**WHAT YOU ARE ASKED TO DO:** Each entry in the listing below should be restated word for word.

= = = = = = =

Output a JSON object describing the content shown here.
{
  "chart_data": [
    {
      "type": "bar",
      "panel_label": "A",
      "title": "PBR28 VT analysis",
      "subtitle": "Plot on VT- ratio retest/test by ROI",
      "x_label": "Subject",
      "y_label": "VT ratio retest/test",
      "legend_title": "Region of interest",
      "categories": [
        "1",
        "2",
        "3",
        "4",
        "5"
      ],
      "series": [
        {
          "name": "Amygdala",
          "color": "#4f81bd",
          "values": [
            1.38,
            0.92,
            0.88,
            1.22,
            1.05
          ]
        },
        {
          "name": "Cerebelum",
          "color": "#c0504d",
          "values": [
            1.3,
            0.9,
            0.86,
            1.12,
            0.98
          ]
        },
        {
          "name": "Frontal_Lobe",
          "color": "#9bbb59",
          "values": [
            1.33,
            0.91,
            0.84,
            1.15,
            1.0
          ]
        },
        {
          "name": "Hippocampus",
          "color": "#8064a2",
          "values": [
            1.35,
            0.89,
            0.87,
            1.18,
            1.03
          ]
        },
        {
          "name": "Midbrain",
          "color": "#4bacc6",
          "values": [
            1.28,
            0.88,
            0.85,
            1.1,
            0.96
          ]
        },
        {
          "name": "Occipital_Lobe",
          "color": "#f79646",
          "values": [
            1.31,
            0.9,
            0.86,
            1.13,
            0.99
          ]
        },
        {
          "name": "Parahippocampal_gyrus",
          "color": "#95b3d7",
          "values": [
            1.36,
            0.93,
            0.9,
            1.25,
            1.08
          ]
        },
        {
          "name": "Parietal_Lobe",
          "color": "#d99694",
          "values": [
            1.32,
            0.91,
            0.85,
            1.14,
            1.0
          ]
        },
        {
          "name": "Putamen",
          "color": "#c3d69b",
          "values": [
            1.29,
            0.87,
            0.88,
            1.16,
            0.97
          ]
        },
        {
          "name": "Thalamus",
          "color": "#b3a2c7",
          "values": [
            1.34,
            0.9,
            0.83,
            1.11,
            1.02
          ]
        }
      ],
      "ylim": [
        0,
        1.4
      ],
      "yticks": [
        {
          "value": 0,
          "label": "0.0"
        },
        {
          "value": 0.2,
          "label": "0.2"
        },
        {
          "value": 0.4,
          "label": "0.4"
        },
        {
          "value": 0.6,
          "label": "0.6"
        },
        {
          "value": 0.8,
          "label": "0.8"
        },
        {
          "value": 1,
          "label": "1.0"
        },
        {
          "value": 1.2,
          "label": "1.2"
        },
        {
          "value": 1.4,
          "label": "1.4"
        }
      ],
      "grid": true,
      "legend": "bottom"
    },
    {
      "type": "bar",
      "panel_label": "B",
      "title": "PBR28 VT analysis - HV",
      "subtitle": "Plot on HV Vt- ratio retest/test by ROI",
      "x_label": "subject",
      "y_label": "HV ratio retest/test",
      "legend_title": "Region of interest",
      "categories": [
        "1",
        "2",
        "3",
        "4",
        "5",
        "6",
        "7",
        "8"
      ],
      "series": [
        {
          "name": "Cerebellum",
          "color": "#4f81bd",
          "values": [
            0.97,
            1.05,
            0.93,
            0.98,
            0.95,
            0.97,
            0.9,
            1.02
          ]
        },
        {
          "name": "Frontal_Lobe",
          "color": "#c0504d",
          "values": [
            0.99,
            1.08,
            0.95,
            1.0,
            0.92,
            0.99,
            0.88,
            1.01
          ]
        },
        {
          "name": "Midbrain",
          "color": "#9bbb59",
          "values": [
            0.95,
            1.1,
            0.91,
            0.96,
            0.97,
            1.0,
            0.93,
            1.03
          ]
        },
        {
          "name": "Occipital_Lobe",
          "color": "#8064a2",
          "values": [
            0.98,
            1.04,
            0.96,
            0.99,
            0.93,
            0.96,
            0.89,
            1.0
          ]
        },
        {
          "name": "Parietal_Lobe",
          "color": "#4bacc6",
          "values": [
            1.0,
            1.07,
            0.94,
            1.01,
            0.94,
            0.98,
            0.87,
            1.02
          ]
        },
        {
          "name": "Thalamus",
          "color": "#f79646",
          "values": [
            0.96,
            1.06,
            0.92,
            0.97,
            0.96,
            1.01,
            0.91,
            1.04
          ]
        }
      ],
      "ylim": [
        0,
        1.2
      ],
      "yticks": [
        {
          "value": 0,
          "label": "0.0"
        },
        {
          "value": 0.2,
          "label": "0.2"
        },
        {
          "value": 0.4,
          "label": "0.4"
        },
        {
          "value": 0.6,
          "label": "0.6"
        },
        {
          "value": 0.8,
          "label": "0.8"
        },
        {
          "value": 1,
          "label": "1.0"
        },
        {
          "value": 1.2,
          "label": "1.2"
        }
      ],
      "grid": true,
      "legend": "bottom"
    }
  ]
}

= = = = = = =

**TASK SOLUTION:**
Output a JSON object describing the content shown here.
{
  "chart_data": [
    {
      "type": "bar",
      "panel_label": "A",
      "title": "PBR28 VT analysis",
      "subtitle": "Plot on VT- ratio retest/test by ROI",
      "x_label": "Subject",
      "y_label": "VT ratio retest/test",
      "legend_title": "Region of interest",
      "categories": [
        "1",
        "2",
        "3",
        "4",
        "5"
      ],
      "series": [
        {
          "name": "Amygdala",
          "color": "#4f81bd",
          "values": [
            1.38,
            0.92,
            0.88,
            1.22,
            1.05
          ]
        },
        {
          "name": "Cerebelum",
          "color": "#c0504d",
          "values": [
            1.3,
            0.9,
            0.86,
            1.12,
            0.98
          ]
        },
        {
          "name": "Frontal_Lobe",
          "color": "#9bbb59",
          "values": [
            1.33,
            0.91,
            0.84,
            1.15,
            1.0
          ]
        },
        {
          "name": "Hippocampus",
          "color": "#8064a2",
          "values": [
            1.35,
            0.89,
            0.87,
            1.18,
            1.03
          ]
        },
        {
          "name": "Midbrain",
          "color": "#4bacc6",
          "values": [
            1.28,
            0.88,
            0.85,
            1.1,
            0.96
          ]
        },
        {
          "name": "Occipital_Lobe",
          "color": "#f79646",
          "values": [
            1.31,
            0.9,
            0.86,
            1.13,
            0.99
          ]
        },
        {
          "name": "Parahippocampal_gyrus",
          "color": "#95b3d7",
          "values": [
            1.36,
            0.93,
            0.9,
            1.25,
            1.08
          ]
        },
        {
          "name": "Parietal_Lobe",
          "color": "#d99694",
          "values": [
            1.32,
            0.91,
            0.85,
            1.14,
            1.0
          ]
        },
        {
          "name": "Putamen",
          "color": "#c3d69b",
          "values": [
            1.29,
            0.87,
            0.88,
            1.16,
            0.97
          ]
        },
        {
          "name": "Thalamus",
          "color": "#b3a2c7",
          "values": [
            1.34,
            0.9,
            0.83,
            1.11,
            1.02
          ]
        }
      ],
      "ylim": [
        0,
        1.4
      ],
      "yticks": [
        {
          "value": 0,
          "label": "0.0"
        },
        {
          "value": 0.2,
          "label": "0.2"
        },
        {
          "value": 0.4,
          "label": "0.4"
        },
        {
          "value": 0.6,
          "label": "0.6"
        },
        {
          "value": 0.8,
          "label": "0.8"
        },
        {
          "value": 1,
          "label": "1.0"
        },
        {
          "value": 1.2,
          "label": "1.2"
        },
        {
          "value": 1.4,
          "label": "1.4"
        }
      ],
      "grid": true,
      "legend": "bottom"
    },
    {
      "type": "bar",
      "panel_label": "B",
      "title": "PBR28 VT analysis - HV",
      "subtitle": "Plot on HV Vt- ratio retest/test by ROI",
      "x_label": "subject",
      "y_label": "HV ratio retest/test",
      "legend_title": "Region of interest",
      "categories": [
        "1",
        "2",
        "3",
        "4",
        "5",
        "6",
        "7",
        "8"
      ],
      "series": [
        {
          "name": "Cerebellum",
          "color": "#4f81bd",
          "values": [
            0.97,
            1.05,
            0.93,
            0.98,
            0.95,
            0.97,
            0.9,
            1.02
          ]
        },
        {
          "name": "Frontal_Lobe",
          "color": "#c0504d",
          "values": [
            0.99,
            1.08,
            0.95,
            1.0,
            0.92,
            0.99,
            0.88,
            1.01
          ]
        },
        {
          "name": "Midbrain",
          "color": "#9bbb59",
          "values": [
            0.95,
            1.1,
            0.91,
            0.96,
            0.97,
            1.0,
            0.93,
            1.03
          ]
        },
        {
          "name": "Occipital_Lobe",
          "color": "#8064a2",
          "values": [
            0.98,
            1.04,
            0.96,
            0.99,
            0.93,
            0.96,
            0.89,
            1.0
          ]
        },
        {
          "name": "Parietal_Lobe",
          "color": "#4bacc6",
          "values": [
            1.0,
            1.07,
            0.94,
            1.01,
            0.94,
            0.98,
            0.87,
            1.02
          ]
        },
        {
          "name": "Thalamus",
          "color": "#f79646",
          "values": [
            0.96,
            1.06,
            0.92,
            0.97,
            0.96,
            1.01,
            0.91,
            1.04
          ]
        }
      ],
      "ylim": [
        0,
        1.2
      ],
      "yticks": [
        {
          "value": 0,
          "label": "0.0"
        },
        {
          "value": 0.2,
          "label": "0.2"
        },
        {
          "value": 0.4,
          "label": "0.4"
        },
        {
          "value": 0.6,
          "label": "0.6"
        },
        {
          "value": 0.8,
          "label": "0.8"
        },
        {
          "value": 1,
          "label": "1.0"
        },
        {
          "value": 1.2,
          "label": "1.2"
        }
      ],
      "grid": true,
      "legend": "bottom"
    }
  ]
}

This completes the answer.